Required task:
Leave out the pictures and copy the remaining records exactly.

Raw records:
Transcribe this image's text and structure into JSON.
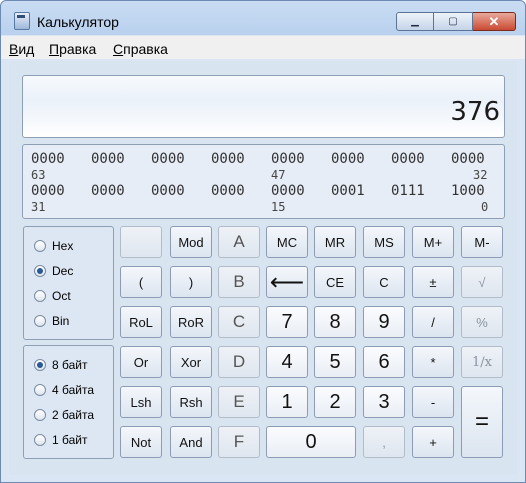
{
  "window": {
    "title": "Калькулятор"
  },
  "menu": [
    {
      "label": "Вид",
      "underline": "В",
      "rest": "ид"
    },
    {
      "label": "Правка",
      "underline": "П",
      "rest": "равка"
    },
    {
      "label": "Справка",
      "underline": "С",
      "rest": "правка"
    }
  ],
  "display": {
    "value": "376"
  },
  "bits": {
    "row1": [
      "0000",
      "0000",
      "0000",
      "0000",
      "0000",
      "0000",
      "0000",
      "0000"
    ],
    "row1_idx": [
      "63",
      "47",
      "32"
    ],
    "row2": [
      "0000",
      "0000",
      "0000",
      "0000",
      "0000",
      "0001",
      "0111",
      "1000"
    ],
    "row2_idx": [
      "31",
      "15",
      "0"
    ]
  },
  "radix": {
    "options": [
      "Hex",
      "Dec",
      "Oct",
      "Bin"
    ],
    "selected": "Dec"
  },
  "word_size": {
    "options": [
      "8 байт",
      "4 байта",
      "2 байта",
      "1 байт"
    ],
    "selected": "8 байт"
  },
  "buttons": {
    "blank": "",
    "mod": "Mod",
    "a": "A",
    "mc": "MC",
    "mr": "MR",
    "ms": "MS",
    "mplus": "M+",
    "mminus": "M-",
    "lparen": "(",
    "rparen": ")",
    "b": "B",
    "backspace": "⟵",
    "ce": "CE",
    "c": "C",
    "plusminus": "±",
    "sqrt": "√",
    "rol": "RoL",
    "ror": "RoR",
    "cc": "C",
    "d7": "7",
    "d8": "8",
    "d9": "9",
    "div": "/",
    "pct": "%",
    "or": "Or",
    "xor": "Xor",
    "d": "D",
    "d4": "4",
    "d5": "5",
    "d6": "6",
    "mul": "*",
    "recip": "1/x",
    "lsh": "Lsh",
    "rsh": "Rsh",
    "e": "E",
    "d1": "1",
    "d2": "2",
    "d3": "3",
    "minus": "-",
    "equals": "=",
    "not": "Not",
    "and": "And",
    "f": "F",
    "d0": "0",
    "dot": ",",
    "plus": "+"
  }
}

Task answer:
Transcribe this image's text and structure into JSON.
{
  "window": {
    "title": "Калькулятор"
  },
  "menu": [
    {
      "label": "Вид",
      "underline": "В",
      "rest": "ид"
    },
    {
      "label": "Правка",
      "underline": "П",
      "rest": "равка"
    },
    {
      "label": "Справка",
      "underline": "С",
      "rest": "правка"
    }
  ],
  "display": {
    "value": "376"
  },
  "bits": {
    "row1": [
      "0000",
      "0000",
      "0000",
      "0000",
      "0000",
      "0000",
      "0000",
      "0000"
    ],
    "row1_idx": [
      "63",
      "47",
      "32"
    ],
    "row2": [
      "0000",
      "0000",
      "0000",
      "0000",
      "0000",
      "0001",
      "0111",
      "1000"
    ],
    "row2_idx": [
      "31",
      "15",
      "0"
    ]
  },
  "radix": {
    "options": [
      "Hex",
      "Dec",
      "Oct",
      "Bin"
    ],
    "selected": "Dec"
  },
  "word_size": {
    "options": [
      "8 байт",
      "4 байта",
      "2 байта",
      "1 байт"
    ],
    "selected": "8 байт"
  },
  "buttons": {
    "blank": "",
    "mod": "Mod",
    "a": "A",
    "mc": "MC",
    "mr": "MR",
    "ms": "MS",
    "mplus": "M+",
    "mminus": "M-",
    "lparen": "(",
    "rparen": ")",
    "b": "B",
    "backspace": "⟵",
    "ce": "CE",
    "c": "C",
    "plusminus": "±",
    "sqrt": "√",
    "rol": "RoL",
    "ror": "RoR",
    "cc": "C",
    "d7": "7",
    "d8": "8",
    "d9": "9",
    "div": "/",
    "pct": "%",
    "or": "Or",
    "xor": "Xor",
    "d": "D",
    "d4": "4",
    "d5": "5",
    "d6": "6",
    "mul": "*",
    "recip": "1/x",
    "lsh": "Lsh",
    "rsh": "Rsh",
    "e": "E",
    "d1": "1",
    "d2": "2",
    "d3": "3",
    "minus": "-",
    "equals": "=",
    "not": "Not",
    "and": "And",
    "f": "F",
    "d0": "0",
    "dot": ",",
    "plus": "+"
  }
}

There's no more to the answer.